== EXERCISE INSTRUCTIONS ==
Count the lines in the entries below that contain the string "speed", treating case as significant, and give only the number.

(Source data)

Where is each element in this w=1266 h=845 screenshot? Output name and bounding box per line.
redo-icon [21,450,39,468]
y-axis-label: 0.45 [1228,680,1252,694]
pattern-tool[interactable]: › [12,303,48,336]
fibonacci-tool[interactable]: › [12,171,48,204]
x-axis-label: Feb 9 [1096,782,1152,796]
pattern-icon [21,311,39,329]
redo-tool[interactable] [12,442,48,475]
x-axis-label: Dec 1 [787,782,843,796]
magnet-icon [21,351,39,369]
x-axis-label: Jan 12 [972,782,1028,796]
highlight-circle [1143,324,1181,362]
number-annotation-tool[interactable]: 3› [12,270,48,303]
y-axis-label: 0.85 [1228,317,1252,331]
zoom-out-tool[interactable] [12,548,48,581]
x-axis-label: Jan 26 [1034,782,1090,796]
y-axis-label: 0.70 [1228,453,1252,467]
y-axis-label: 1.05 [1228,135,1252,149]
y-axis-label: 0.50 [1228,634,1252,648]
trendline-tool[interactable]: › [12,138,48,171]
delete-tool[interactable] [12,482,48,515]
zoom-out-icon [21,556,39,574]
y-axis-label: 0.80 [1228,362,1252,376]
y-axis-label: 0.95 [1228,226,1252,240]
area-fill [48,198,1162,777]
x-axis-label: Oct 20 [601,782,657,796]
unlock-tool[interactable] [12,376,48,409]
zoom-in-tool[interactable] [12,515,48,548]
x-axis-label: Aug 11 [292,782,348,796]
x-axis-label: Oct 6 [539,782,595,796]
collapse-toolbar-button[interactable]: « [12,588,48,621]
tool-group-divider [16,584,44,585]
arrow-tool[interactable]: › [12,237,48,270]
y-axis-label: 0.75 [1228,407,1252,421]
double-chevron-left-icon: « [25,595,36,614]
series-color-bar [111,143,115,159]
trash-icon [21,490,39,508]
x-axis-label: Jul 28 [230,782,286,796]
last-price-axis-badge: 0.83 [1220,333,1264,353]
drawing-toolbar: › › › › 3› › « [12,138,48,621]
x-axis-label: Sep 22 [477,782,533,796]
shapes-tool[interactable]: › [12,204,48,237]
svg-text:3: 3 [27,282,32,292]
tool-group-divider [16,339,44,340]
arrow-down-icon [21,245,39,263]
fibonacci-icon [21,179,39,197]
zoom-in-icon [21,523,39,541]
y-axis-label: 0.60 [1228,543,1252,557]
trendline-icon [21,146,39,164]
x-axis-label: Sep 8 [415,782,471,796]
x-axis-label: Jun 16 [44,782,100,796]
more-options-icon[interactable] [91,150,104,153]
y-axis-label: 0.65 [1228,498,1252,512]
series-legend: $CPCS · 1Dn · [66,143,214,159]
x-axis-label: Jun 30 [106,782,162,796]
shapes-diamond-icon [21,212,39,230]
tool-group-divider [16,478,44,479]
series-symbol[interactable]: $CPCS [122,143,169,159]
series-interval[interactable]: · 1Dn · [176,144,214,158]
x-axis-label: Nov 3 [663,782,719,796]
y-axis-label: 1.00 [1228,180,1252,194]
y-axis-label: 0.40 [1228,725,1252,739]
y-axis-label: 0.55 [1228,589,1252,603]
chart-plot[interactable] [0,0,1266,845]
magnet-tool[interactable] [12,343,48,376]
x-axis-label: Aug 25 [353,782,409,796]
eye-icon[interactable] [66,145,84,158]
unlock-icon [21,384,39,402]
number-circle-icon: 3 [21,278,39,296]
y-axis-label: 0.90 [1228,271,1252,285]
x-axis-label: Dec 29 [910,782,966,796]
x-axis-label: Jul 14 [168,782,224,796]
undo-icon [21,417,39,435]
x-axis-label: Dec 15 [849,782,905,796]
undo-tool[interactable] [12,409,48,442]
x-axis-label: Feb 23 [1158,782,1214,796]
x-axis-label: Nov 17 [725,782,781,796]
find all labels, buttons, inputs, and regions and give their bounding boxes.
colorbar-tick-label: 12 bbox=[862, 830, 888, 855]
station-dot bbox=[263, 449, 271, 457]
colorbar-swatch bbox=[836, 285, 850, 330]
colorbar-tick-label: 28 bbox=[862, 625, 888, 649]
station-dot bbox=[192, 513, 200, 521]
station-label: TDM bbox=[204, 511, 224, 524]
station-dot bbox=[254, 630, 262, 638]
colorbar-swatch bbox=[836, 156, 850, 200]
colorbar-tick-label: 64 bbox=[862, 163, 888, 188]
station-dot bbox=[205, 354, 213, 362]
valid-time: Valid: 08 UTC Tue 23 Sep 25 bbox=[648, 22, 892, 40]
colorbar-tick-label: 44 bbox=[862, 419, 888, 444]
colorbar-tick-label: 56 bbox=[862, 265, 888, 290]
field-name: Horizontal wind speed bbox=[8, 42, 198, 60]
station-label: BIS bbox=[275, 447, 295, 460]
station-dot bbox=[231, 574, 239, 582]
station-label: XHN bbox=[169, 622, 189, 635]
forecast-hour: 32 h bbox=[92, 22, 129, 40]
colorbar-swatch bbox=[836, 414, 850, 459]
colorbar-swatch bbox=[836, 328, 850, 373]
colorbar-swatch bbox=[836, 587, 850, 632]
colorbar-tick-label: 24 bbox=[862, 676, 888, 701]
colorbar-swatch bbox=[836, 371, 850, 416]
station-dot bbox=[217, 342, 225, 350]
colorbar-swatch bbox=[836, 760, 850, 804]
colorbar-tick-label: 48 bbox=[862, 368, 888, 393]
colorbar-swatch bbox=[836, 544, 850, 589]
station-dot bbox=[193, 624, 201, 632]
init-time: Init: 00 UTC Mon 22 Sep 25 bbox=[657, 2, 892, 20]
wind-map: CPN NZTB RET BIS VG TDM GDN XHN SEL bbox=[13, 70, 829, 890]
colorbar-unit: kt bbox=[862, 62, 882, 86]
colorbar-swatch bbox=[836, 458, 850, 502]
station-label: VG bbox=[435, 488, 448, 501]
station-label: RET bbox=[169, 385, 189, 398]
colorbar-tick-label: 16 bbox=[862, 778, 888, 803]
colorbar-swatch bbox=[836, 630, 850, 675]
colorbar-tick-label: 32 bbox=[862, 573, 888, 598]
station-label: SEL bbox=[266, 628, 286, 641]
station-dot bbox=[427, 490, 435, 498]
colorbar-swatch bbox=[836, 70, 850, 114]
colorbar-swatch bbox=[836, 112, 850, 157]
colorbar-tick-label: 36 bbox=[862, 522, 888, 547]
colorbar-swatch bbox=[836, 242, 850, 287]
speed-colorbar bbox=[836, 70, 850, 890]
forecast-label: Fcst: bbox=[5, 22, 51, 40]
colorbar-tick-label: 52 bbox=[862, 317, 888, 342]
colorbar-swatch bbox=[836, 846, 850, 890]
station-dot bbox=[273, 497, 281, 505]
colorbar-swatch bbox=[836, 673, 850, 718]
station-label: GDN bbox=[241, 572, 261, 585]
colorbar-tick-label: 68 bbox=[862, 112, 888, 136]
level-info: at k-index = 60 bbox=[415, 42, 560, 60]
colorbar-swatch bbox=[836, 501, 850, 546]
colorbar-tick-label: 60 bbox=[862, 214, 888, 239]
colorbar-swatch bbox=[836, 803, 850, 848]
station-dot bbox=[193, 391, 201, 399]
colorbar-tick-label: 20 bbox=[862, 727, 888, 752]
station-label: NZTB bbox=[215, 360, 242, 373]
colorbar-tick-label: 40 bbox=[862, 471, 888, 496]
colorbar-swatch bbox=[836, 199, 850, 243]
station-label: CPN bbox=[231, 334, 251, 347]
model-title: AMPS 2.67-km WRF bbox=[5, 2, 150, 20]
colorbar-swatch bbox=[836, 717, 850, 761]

== THE COMPLETED TASK ==
2